* START SUPPLIED RECORDS *

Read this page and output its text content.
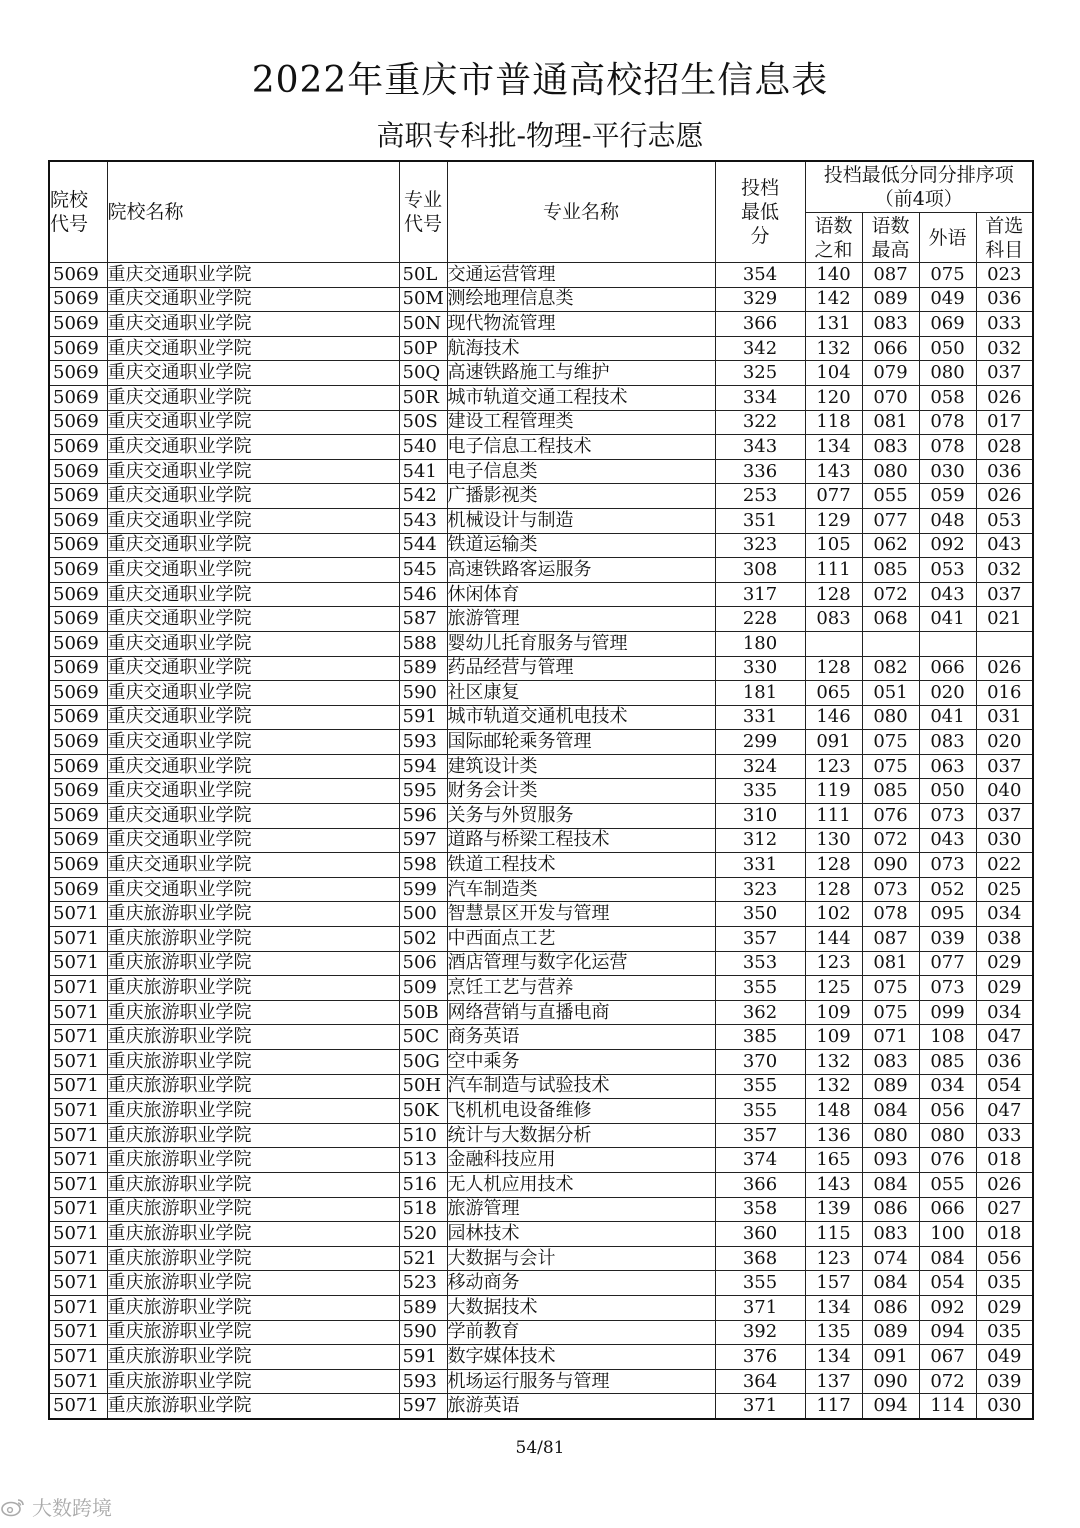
2022年重庆市普通高校招生信息表
高职专科批-物理-平行志愿
院校代号	院校名称	专业代号	专业名称	投档最低分	投档最低分同分排序项（前4项）			
					语数之和	语数最高	外语	首选科目
5069	重庆交通职业学院	50L	交通运营管理	354	140	087	075	023
5069	重庆交通职业学院	50M	测绘地理信息类	329	142	089	049	036
5069	重庆交通职业学院	50N	现代物流管理	366	131	083	069	033
5069	重庆交通职业学院	50P	航海技术	342	132	066	050	032
5069	重庆交通职业学院	50Q	高速铁路施工与维护	325	104	079	080	037
5069	重庆交通职业学院	50R	城市轨道交通工程技术	334	120	070	058	026
5069	重庆交通职业学院	50S	建设工程管理类	322	118	081	078	017
5069	重庆交通职业学院	540	电子信息工程技术	343	134	083	078	028
5069	重庆交通职业学院	541	电子信息类	336	143	080	030	036
5069	重庆交通职业学院	542	广播影视类	253	077	055	059	026
5069	重庆交通职业学院	543	机械设计与制造	351	129	077	048	053
5069	重庆交通职业学院	544	铁道运输类	323	105	062	092	043
5069	重庆交通职业学院	545	高速铁路客运服务	308	111	085	053	032
5069	重庆交通职业学院	546	休闲体育	317	128	072	043	037
5069	重庆交通职业学院	587	旅游管理	228	083	068	041	021
5069	重庆交通职业学院	588	婴幼儿托育服务与管理	180				
5069	重庆交通职业学院	589	药品经营与管理	330	128	082	066	026
5069	重庆交通职业学院	590	社区康复	181	065	051	020	016
5069	重庆交通职业学院	591	城市轨道交通机电技术	331	146	080	041	031
5069	重庆交通职业学院	593	国际邮轮乘务管理	299	091	075	083	020
5069	重庆交通职业学院	594	建筑设计类	324	123	075	063	037
5069	重庆交通职业学院	595	财务会计类	335	119	085	050	040
5069	重庆交通职业学院	596	关务与外贸服务	310	111	076	073	037
5069	重庆交通职业学院	597	道路与桥梁工程技术	312	130	072	043	030
5069	重庆交通职业学院	598	铁道工程技术	331	128	090	073	022
5069	重庆交通职业学院	599	汽车制造类	323	128	073	052	025
5071	重庆旅游职业学院	500	智慧景区开发与管理	350	102	078	095	034
5071	重庆旅游职业学院	502	中西面点工艺	357	144	087	039	038
5071	重庆旅游职业学院	506	酒店管理与数字化运营	353	123	081	077	029
5071	重庆旅游职业学院	509	烹饪工艺与营养	355	125	075	073	029
5071	重庆旅游职业学院	50B	网络营销与直播电商	362	109	075	099	034
5071	重庆旅游职业学院	50C	商务英语	385	109	071	108	047
5071	重庆旅游职业学院	50G	空中乘务	370	132	083	085	036
5071	重庆旅游职业学院	50H	汽车制造与试验技术	355	132	089	034	054
5071	重庆旅游职业学院	50K	飞机机电设备维修	355	148	084	056	047
5071	重庆旅游职业学院	510	统计与大数据分析	357	136	080	080	033
5071	重庆旅游职业学院	513	金融科技应用	374	165	093	076	018
5071	重庆旅游职业学院	516	无人机应用技术	366	143	084	055	026
5071	重庆旅游职业学院	518	旅游管理	358	139	086	066	027
5071	重庆旅游职业学院	520	园林技术	360	115	083	100	018
5071	重庆旅游职业学院	521	大数据与会计	368	123	074	084	056
5071	重庆旅游职业学院	523	移动商务	355	157	084	054	035
5071	重庆旅游职业学院	589	大数据技术	371	134	086	092	029
5071	重庆旅游职业学院	590	学前教育	392	135	089	094	035
5071	重庆旅游职业学院	591	数字媒体技术	376	134	091	067	049
5071	重庆旅游职业学院	593	机场运行服务与管理	364	137	090	072	039
5071	重庆旅游职业学院	597	旅游英语	371	117	094	114	030
54/81
大数跨境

* END SUPPLIED RECORDS *

- **TASK INSTRUCTIONS**
Print the listing above in full, exactly as written. Omit any pictures.

- **OUTPUT FOR THIS TASK**
Read this page and output its text content.
2022年重庆市普通高校招生信息表
高职专科批-物理-平行志愿
院校代号	院校名称	专业代号	专业名称	投档最低分	投档最低分同分排序项（前4项）			
					语数之和	语数最高	外语	首选科目
5069	重庆交通职业学院	50L	交通运营管理	354	140	087	075	023
5069	重庆交通职业学院	50M	测绘地理信息类	329	142	089	049	036
5069	重庆交通职业学院	50N	现代物流管理	366	131	083	069	033
5069	重庆交通职业学院	50P	航海技术	342	132	066	050	032
5069	重庆交通职业学院	50Q	高速铁路施工与维护	325	104	079	080	037
5069	重庆交通职业学院	50R	城市轨道交通工程技术	334	120	070	058	026
5069	重庆交通职业学院	50S	建设工程管理类	322	118	081	078	017
5069	重庆交通职业学院	540	电子信息工程技术	343	134	083	078	028
5069	重庆交通职业学院	541	电子信息类	336	143	080	030	036
5069	重庆交通职业学院	542	广播影视类	253	077	055	059	026
5069	重庆交通职业学院	543	机械设计与制造	351	129	077	048	053
5069	重庆交通职业学院	544	铁道运输类	323	105	062	092	043
5069	重庆交通职业学院	545	高速铁路客运服务	308	111	085	053	032
5069	重庆交通职业学院	546	休闲体育	317	128	072	043	037
5069	重庆交通职业学院	587	旅游管理	228	083	068	041	021
5069	重庆交通职业学院	588	婴幼儿托育服务与管理	180				
5069	重庆交通职业学院	589	药品经营与管理	330	128	082	066	026
5069	重庆交通职业学院	590	社区康复	181	065	051	020	016
5069	重庆交通职业学院	591	城市轨道交通机电技术	331	146	080	041	031
5069	重庆交通职业学院	593	国际邮轮乘务管理	299	091	075	083	020
5069	重庆交通职业学院	594	建筑设计类	324	123	075	063	037
5069	重庆交通职业学院	595	财务会计类	335	119	085	050	040
5069	重庆交通职业学院	596	关务与外贸服务	310	111	076	073	037
5069	重庆交通职业学院	597	道路与桥梁工程技术	312	130	072	043	030
5069	重庆交通职业学院	598	铁道工程技术	331	128	090	073	022
5069	重庆交通职业学院	599	汽车制造类	323	128	073	052	025
5071	重庆旅游职业学院	500	智慧景区开发与管理	350	102	078	095	034
5071	重庆旅游职业学院	502	中西面点工艺	357	144	087	039	038
5071	重庆旅游职业学院	506	酒店管理与数字化运营	353	123	081	077	029
5071	重庆旅游职业学院	509	烹饪工艺与营养	355	125	075	073	029
5071	重庆旅游职业学院	50B	网络营销与直播电商	362	109	075	099	034
5071	重庆旅游职业学院	50C	商务英语	385	109	071	108	047
5071	重庆旅游职业学院	50G	空中乘务	370	132	083	085	036
5071	重庆旅游职业学院	50H	汽车制造与试验技术	355	132	089	034	054
5071	重庆旅游职业学院	50K	飞机机电设备维修	355	148	084	056	047
5071	重庆旅游职业学院	510	统计与大数据分析	357	136	080	080	033
5071	重庆旅游职业学院	513	金融科技应用	374	165	093	076	018
5071	重庆旅游职业学院	516	无人机应用技术	366	143	084	055	026
5071	重庆旅游职业学院	518	旅游管理	358	139	086	066	027
5071	重庆旅游职业学院	520	园林技术	360	115	083	100	018
5071	重庆旅游职业学院	521	大数据与会计	368	123	074	084	056
5071	重庆旅游职业学院	523	移动商务	355	157	084	054	035
5071	重庆旅游职业学院	589	大数据技术	371	134	086	092	029
5071	重庆旅游职业学院	590	学前教育	392	135	089	094	035
5071	重庆旅游职业学院	591	数字媒体技术	376	134	091	067	049
5071	重庆旅游职业学院	593	机场运行服务与管理	364	137	090	072	039
5071	重庆旅游职业学院	597	旅游英语	371	117	094	114	030
54/81
大数跨境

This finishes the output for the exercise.